#### [RICHIESTA]
Modifica le righe, iniziando da quella che contiene "distance-chart: 0 10" e arrivando fino a quella che contiene "x-tick-label: 30 [456, 548, 474, 564]". Sostituisci "axes-frame" con "plot-frame" e lascia tutto il resto invariato.

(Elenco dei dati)
=-=-=
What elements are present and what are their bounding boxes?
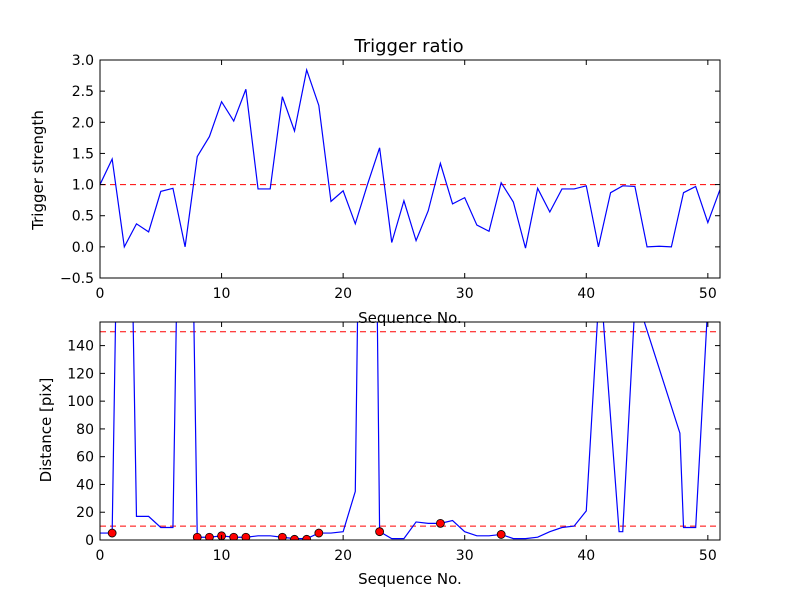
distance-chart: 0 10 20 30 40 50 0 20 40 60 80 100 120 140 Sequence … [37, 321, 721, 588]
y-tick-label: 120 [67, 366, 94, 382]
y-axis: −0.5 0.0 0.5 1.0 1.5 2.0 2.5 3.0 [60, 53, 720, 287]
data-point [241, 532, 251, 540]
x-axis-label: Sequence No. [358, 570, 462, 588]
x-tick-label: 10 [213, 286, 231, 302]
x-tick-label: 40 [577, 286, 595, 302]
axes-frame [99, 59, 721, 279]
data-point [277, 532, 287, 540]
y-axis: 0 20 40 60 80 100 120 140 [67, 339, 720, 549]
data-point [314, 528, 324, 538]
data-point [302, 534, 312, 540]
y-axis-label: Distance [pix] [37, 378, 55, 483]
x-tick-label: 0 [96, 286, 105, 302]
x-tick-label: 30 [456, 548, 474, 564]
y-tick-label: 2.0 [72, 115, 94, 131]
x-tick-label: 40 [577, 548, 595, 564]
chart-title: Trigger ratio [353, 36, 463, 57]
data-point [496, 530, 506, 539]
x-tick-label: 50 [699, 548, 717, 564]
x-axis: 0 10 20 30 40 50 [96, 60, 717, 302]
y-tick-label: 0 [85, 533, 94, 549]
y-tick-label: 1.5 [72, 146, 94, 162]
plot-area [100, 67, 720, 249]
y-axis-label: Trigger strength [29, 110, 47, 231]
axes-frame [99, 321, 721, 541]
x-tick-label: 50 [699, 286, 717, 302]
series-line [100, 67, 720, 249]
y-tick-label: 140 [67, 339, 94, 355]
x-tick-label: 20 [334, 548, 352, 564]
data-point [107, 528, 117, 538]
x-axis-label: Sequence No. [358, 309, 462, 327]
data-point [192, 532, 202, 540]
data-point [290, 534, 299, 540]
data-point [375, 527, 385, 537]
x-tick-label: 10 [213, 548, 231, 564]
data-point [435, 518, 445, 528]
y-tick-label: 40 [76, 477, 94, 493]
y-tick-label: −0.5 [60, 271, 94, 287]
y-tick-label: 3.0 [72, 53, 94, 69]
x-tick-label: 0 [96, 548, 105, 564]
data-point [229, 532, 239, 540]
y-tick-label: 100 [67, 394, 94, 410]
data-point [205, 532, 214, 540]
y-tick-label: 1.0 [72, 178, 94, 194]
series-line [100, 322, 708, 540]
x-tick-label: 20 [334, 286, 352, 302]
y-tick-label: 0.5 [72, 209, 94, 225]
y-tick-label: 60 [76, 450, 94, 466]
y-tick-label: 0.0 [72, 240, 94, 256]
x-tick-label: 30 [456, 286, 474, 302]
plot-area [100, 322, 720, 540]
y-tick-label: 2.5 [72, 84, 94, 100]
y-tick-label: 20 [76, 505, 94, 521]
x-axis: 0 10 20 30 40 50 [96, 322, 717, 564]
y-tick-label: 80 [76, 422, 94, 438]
=-=-=
#### [RISPOSTA ATTESA]
distance-chart: 0 10 20 30 40 50 0 20 40 60 80 100 120 140 Sequence … [37, 321, 721, 588]
y-tick-label: 120 [67, 366, 94, 382]
y-axis: −0.5 0.0 0.5 1.0 1.5 2.0 2.5 3.0 [60, 53, 720, 287]
data-point [241, 532, 251, 540]
x-axis-label: Sequence No. [358, 570, 462, 588]
x-tick-label: 10 [213, 286, 231, 302]
x-tick-label: 40 [577, 286, 595, 302]
plot-frame [99, 59, 721, 279]
data-point [277, 532, 287, 540]
y-axis: 0 20 40 60 80 100 120 140 [67, 339, 720, 549]
data-point [314, 528, 324, 538]
data-point [302, 534, 312, 540]
y-axis-label: Distance [pix] [37, 378, 55, 483]
x-tick-label: 0 [96, 286, 105, 302]
x-tick-label: 30 [456, 548, 474, 564]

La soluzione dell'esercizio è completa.